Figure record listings
· · · ·

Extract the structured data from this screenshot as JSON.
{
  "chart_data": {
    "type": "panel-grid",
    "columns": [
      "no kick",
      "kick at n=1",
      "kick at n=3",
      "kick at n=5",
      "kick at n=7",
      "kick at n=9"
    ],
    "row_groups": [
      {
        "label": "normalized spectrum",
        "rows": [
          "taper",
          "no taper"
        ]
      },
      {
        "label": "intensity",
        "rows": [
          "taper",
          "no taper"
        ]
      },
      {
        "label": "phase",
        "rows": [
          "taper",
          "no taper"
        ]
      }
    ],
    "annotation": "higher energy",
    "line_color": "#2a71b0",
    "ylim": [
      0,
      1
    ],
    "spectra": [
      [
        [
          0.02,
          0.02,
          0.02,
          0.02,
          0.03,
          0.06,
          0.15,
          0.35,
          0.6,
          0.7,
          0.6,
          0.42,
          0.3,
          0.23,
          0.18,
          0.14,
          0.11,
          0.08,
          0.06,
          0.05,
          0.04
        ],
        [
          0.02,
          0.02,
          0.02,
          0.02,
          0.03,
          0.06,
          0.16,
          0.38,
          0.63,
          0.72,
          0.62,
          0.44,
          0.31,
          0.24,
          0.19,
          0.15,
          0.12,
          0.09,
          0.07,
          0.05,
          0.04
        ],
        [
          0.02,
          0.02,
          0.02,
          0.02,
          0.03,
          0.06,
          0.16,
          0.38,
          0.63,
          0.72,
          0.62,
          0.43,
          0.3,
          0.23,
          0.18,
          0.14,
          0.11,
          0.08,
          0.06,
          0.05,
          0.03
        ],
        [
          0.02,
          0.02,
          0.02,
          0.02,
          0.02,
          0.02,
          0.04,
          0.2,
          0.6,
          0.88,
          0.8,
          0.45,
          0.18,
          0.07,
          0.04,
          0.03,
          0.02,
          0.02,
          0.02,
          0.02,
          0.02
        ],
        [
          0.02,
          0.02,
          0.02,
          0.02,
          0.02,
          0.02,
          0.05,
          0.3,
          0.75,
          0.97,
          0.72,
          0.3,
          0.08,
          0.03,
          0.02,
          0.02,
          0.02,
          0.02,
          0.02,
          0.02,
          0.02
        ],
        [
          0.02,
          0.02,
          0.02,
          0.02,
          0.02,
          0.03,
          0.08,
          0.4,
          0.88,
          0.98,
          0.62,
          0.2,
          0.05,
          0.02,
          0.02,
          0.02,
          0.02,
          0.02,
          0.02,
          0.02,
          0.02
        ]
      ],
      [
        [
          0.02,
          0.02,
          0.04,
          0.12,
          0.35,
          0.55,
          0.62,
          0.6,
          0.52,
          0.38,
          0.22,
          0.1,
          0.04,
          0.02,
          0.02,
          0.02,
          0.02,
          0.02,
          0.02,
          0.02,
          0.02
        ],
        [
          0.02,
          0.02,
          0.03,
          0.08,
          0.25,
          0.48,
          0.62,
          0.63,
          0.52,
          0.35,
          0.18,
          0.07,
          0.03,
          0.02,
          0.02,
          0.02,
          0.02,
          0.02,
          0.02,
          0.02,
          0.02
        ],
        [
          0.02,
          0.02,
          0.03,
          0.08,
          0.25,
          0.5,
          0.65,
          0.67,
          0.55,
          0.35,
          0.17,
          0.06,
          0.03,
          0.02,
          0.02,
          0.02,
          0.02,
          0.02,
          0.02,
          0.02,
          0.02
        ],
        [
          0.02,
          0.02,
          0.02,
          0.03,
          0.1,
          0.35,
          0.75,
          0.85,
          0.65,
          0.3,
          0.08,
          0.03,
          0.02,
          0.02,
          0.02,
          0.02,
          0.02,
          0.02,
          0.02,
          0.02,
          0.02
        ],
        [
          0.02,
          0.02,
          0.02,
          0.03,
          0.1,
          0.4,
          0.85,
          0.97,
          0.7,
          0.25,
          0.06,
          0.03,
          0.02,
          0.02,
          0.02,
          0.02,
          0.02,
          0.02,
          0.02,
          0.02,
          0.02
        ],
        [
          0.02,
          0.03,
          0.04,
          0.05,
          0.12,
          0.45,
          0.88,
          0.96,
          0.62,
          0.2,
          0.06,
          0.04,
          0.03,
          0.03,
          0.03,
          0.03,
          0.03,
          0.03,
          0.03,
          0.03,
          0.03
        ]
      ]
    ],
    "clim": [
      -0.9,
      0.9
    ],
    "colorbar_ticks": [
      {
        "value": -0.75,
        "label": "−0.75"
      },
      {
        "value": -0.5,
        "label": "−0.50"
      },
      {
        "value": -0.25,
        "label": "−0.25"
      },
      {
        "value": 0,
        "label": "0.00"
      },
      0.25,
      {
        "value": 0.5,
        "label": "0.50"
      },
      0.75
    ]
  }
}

· · · ·

[Instruction]: Take every line that includes the string "value" and copy it.

[Task answer]:
        "value": -0.75,
        "value": -0.5,
        "value": -0.25,
        "value": 0,
        "value": 0.5,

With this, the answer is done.